_PROBLEM_
Repeat the data below exactly, dropping any pictures it holds.

··· ENTRIES PROVIDED

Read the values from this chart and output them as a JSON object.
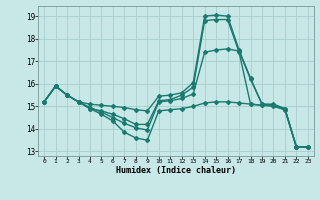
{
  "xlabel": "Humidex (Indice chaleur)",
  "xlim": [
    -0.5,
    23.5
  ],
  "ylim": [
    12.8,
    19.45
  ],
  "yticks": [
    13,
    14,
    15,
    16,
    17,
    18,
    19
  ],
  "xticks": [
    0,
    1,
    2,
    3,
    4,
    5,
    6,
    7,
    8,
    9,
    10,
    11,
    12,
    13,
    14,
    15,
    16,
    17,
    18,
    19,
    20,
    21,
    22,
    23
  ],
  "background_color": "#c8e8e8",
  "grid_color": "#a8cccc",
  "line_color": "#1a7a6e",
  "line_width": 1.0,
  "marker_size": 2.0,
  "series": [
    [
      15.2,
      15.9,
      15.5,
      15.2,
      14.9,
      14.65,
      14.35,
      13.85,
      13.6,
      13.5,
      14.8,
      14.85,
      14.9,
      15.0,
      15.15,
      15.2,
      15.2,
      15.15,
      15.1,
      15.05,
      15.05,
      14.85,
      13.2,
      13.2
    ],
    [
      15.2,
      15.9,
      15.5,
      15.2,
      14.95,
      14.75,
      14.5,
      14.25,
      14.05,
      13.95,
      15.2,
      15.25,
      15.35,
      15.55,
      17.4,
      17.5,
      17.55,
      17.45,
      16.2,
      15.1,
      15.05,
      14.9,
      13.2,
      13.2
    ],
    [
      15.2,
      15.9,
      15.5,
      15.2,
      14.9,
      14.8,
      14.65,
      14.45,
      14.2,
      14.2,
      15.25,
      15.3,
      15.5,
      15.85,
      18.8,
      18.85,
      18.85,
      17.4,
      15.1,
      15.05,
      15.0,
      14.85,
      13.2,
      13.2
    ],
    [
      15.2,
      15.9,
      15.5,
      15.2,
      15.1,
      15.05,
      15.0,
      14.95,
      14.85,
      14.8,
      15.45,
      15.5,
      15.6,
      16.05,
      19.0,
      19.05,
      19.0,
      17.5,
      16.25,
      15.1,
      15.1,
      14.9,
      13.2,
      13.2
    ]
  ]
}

······

_EXERCISE ANSWER_
Read the values from this chart and output them as a JSON object.
{
  "xlabel": "Humidex (Indice chaleur)",
  "xlim": [
    -0.5,
    23.5
  ],
  "ylim": [
    12.8,
    19.45
  ],
  "yticks": [
    13,
    14,
    15,
    16,
    17,
    18,
    19
  ],
  "xticks": [
    0,
    1,
    2,
    3,
    4,
    5,
    6,
    7,
    8,
    9,
    10,
    11,
    12,
    13,
    14,
    15,
    16,
    17,
    18,
    19,
    20,
    21,
    22,
    23
  ],
  "background_color": "#c8e8e8",
  "grid_color": "#a8cccc",
  "line_color": "#1a7a6e",
  "line_width": 1.0,
  "marker_size": 2.0,
  "series": [
    [
      15.2,
      15.9,
      15.5,
      15.2,
      14.9,
      14.65,
      14.35,
      13.85,
      13.6,
      13.5,
      14.8,
      14.85,
      14.9,
      15.0,
      15.15,
      15.2,
      15.2,
      15.15,
      15.1,
      15.05,
      15.05,
      14.85,
      13.2,
      13.2
    ],
    [
      15.2,
      15.9,
      15.5,
      15.2,
      14.95,
      14.75,
      14.5,
      14.25,
      14.05,
      13.95,
      15.2,
      15.25,
      15.35,
      15.55,
      17.4,
      17.5,
      17.55,
      17.45,
      16.2,
      15.1,
      15.05,
      14.9,
      13.2,
      13.2
    ],
    [
      15.2,
      15.9,
      15.5,
      15.2,
      14.9,
      14.8,
      14.65,
      14.45,
      14.2,
      14.2,
      15.25,
      15.3,
      15.5,
      15.85,
      18.8,
      18.85,
      18.85,
      17.4,
      15.1,
      15.05,
      15.0,
      14.85,
      13.2,
      13.2
    ],
    [
      15.2,
      15.9,
      15.5,
      15.2,
      15.1,
      15.05,
      15.0,
      14.95,
      14.85,
      14.8,
      15.45,
      15.5,
      15.6,
      16.05,
      19.0,
      19.05,
      19.0,
      17.5,
      16.25,
      15.1,
      15.1,
      14.9,
      13.2,
      13.2
    ]
  ]
}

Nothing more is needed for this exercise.